» Records for this exercise:
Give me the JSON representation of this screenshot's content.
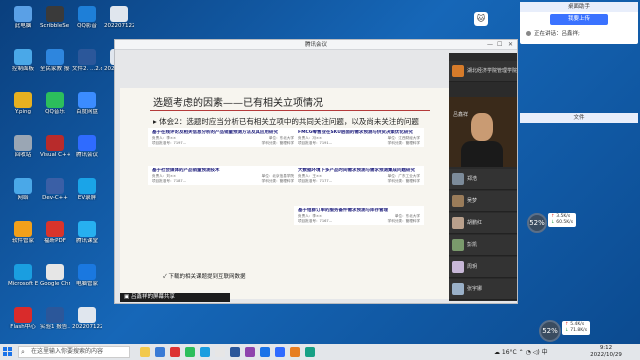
{
  "desktop": {
    "icons": [
      {
        "label": "此电脑",
        "color": "#5aa0e6"
      },
      {
        "label": "ScribbleSe\ndekl-4d...",
        "color": "#3a3a3a"
      },
      {
        "label": "QQ影音",
        "color": "#1e7fd8"
      },
      {
        "label": "2022071220001247...",
        "color": "#e0e6ee"
      },
      {
        "label": "控制面板",
        "color": "#4aa8e8"
      },
      {
        "label": "全民家教\n报名链",
        "color": "#2e86de"
      },
      {
        "label": "文件2.\n...2.docx",
        "color": "#2b579a"
      },
      {
        "label": "2022071220001247...",
        "color": "#e0e6ee"
      },
      {
        "label": "Y.ping",
        "color": "#e6b020"
      },
      {
        "label": "QQ音乐",
        "color": "#2cbe5c"
      },
      {
        "label": "百度网盘",
        "color": "#3b8cff"
      },
      {
        "label": "回收站",
        "color": "#9aa6b4"
      },
      {
        "label": "Visual C++\n6.0",
        "color": "#b82b2b"
      },
      {
        "label": "腾讯会议",
        "color": "#2f6bff"
      },
      {
        "label": "网络",
        "color": "#4aa8e8"
      },
      {
        "label": "Dev-C++",
        "color": "#3a5fa6"
      },
      {
        "label": "EV录屏",
        "color": "#1aa4e8"
      },
      {
        "label": "软件管家",
        "color": "#f2a01a"
      },
      {
        "label": "福昕PDF",
        "color": "#d9342b"
      },
      {
        "label": "腾讯课堂",
        "color": "#27b0f0"
      },
      {
        "label": "Microsoft\nEdge",
        "color": "#1a9ee0"
      },
      {
        "label": "Google\nChrome",
        "color": "#e6e6e6"
      },
      {
        "label": "电脑管家",
        "color": "#1a78e0"
      },
      {
        "label": "Flash中心",
        "color": "#d92b2b"
      },
      {
        "label": "实验1 报告...",
        "color": "#2b579a"
      },
      {
        "label": "2022071220001247...",
        "color": "#e0e6ee"
      }
    ]
  },
  "helper_panel": {
    "title": "桌面助手",
    "button_label": "我要上传",
    "speaking_text": "正在讲话：吕鑫祥;",
    "doc_title": "文件"
  },
  "meeting": {
    "window_title": "腾讯会议",
    "share_label": "吕鑫祥的屏幕共享",
    "slide": {
      "title": "选题考虑的因素——已有相关立项情况",
      "body": "体会2：选题时应当分析已有相关立项中的共同关注问题，以及尚未关注的问题（创新点）",
      "bullet": "▸",
      "note": "下载的相关课题提到互联网数据",
      "note_icon": "✓",
      "refs": [
        {
          "title": "基于在线评论及相关信息分析的产品销量预测方法及其应用研究",
          "meta": [
            "负责人：李××",
            "单位：东北大学",
            "项目批准号：7197...",
            "学科分类：管理科学"
          ]
        },
        {
          "title": "FMCG零售业在SKU层面的需求预测与供货决策优化研究",
          "meta": [
            "负责人：冯××",
            "单位：江西财经大学",
            "项目批准号：7191...",
            "学科分类：管理科学"
          ]
        },
        {
          "title": "基于社会媒体的产品销量预测技术",
          "meta": [
            "负责人：刘××",
            "单位：北京信息学院",
            "项目批准号：7187...",
            "学科分类：管理科学"
          ]
        },
        {
          "title": "大数据环境下多产品时间需求预测与需求预测集成问题研究",
          "meta": [
            "负责人：王××",
            "单位：广东工业大学",
            "项目批准号：7177...",
            "学科分类：管理科学"
          ]
        },
        {
          "title": "基于组群订单的服务备件需求预测与库存管理",
          "meta": [
            "负责人：李××",
            "单位：东北大学",
            "项目批准号：7167...",
            "学科分类：管理科学"
          ]
        }
      ]
    },
    "participants": [
      {
        "name": "湖北经济学院管理学院",
        "color": "#d67b2a"
      },
      {
        "name": "吕鑫祥",
        "color": "#6b4a2a"
      },
      {
        "name": "郑浩",
        "color": "#7c8b9a"
      },
      {
        "name": "吴梦",
        "color": "#9a7c5a"
      },
      {
        "name": "胡鹏红",
        "color": "#b9a08c"
      },
      {
        "name": "彭凯",
        "color": "#7a9a6c"
      },
      {
        "name": "周玥",
        "color": "#c8b8d8"
      },
      {
        "name": "张宇娜",
        "color": "#9ab0c8"
      }
    ]
  },
  "gauges": [
    {
      "percent": "52%",
      "up": "3.5K/s",
      "down": "60.5K/s"
    },
    {
      "percent": "52%",
      "up": "5.4K/s",
      "down": "71.8K/s"
    }
  ],
  "taskbar": {
    "search_placeholder": "在这里输入你要搜索的内容",
    "search_icon": "search-icon",
    "weather": "16°C",
    "ime": "中",
    "time": "9:12",
    "date": "2022/10/29",
    "app_colors": [
      "#f2c94c",
      "#3a7bd5",
      "#d33",
      "#2cbe5c",
      "#1a9ee0",
      "#e6e6e6",
      "#2b579a",
      "#8e44ad",
      "#1a73e8",
      "#2f6bff",
      "#e67e22",
      "#16a085"
    ]
  }
}
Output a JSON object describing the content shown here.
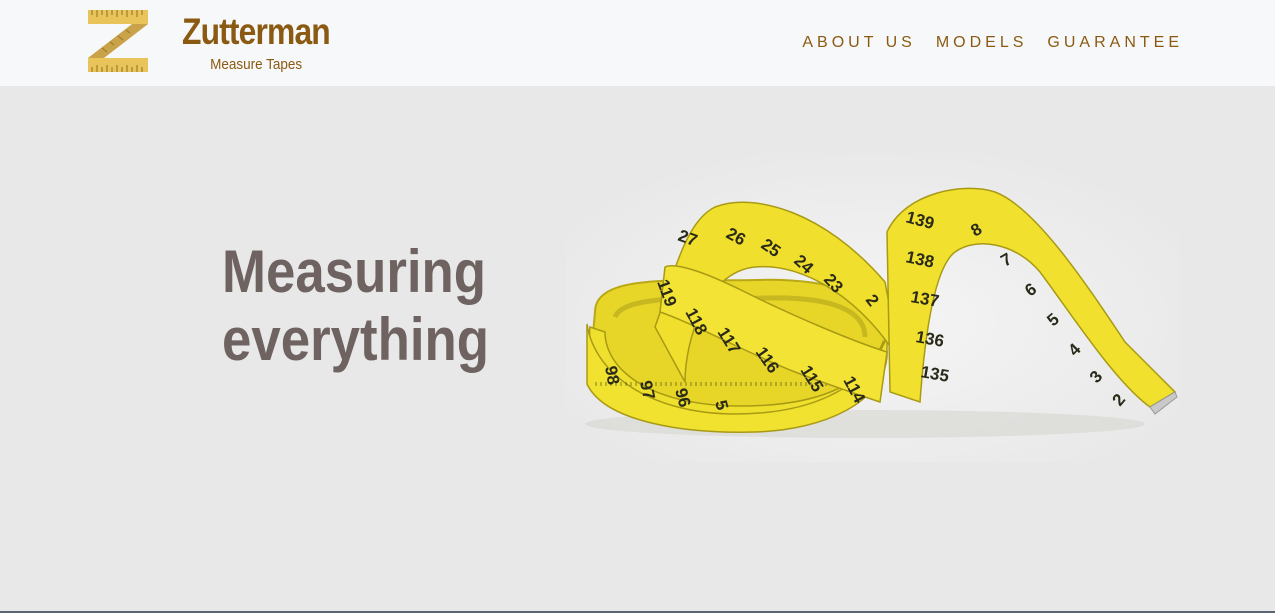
{
  "brand": {
    "logo_icon": "ruler-z-logo-icon",
    "name": "Zutterman",
    "tagline": "Measure Tapes"
  },
  "nav": {
    "items": [
      {
        "label": "ABOUT US"
      },
      {
        "label": "MODELS"
      },
      {
        "label": "GUARANTEE"
      }
    ]
  },
  "hero": {
    "heading_line1": "Measuring",
    "heading_line2": "everything",
    "image_icon": "measuring-tape-photo",
    "tape_numbers": [
      "27",
      "26",
      "25",
      "24",
      "23",
      "2",
      "119",
      "118",
      "117",
      "116",
      "115",
      "114",
      "98",
      "97",
      "96",
      "5",
      "139",
      "138",
      "137",
      "136",
      "135",
      "8",
      "7",
      "6",
      "5",
      "4",
      "3",
      "2"
    ]
  },
  "colors": {
    "brand": "#8b5a12",
    "heading": "#6f6362",
    "tape_yellow": "#f2e230",
    "hero_bg": "#e8e8e8",
    "navbar_bg": "#f7f8f9"
  }
}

» Given task: Track down every line of the material containing the string "name", and copy it.

» Reply:
        "name": "湖北经济学院管理学院",
        "name": "吕鑫祥",
        "name": "郑浩",
        "name": "吴梦",
        "name": "胡鹏红",
        "name": "彭凯",
        "name": "周玥",
        "name": "张宇娜",
    "name": "Zutterman",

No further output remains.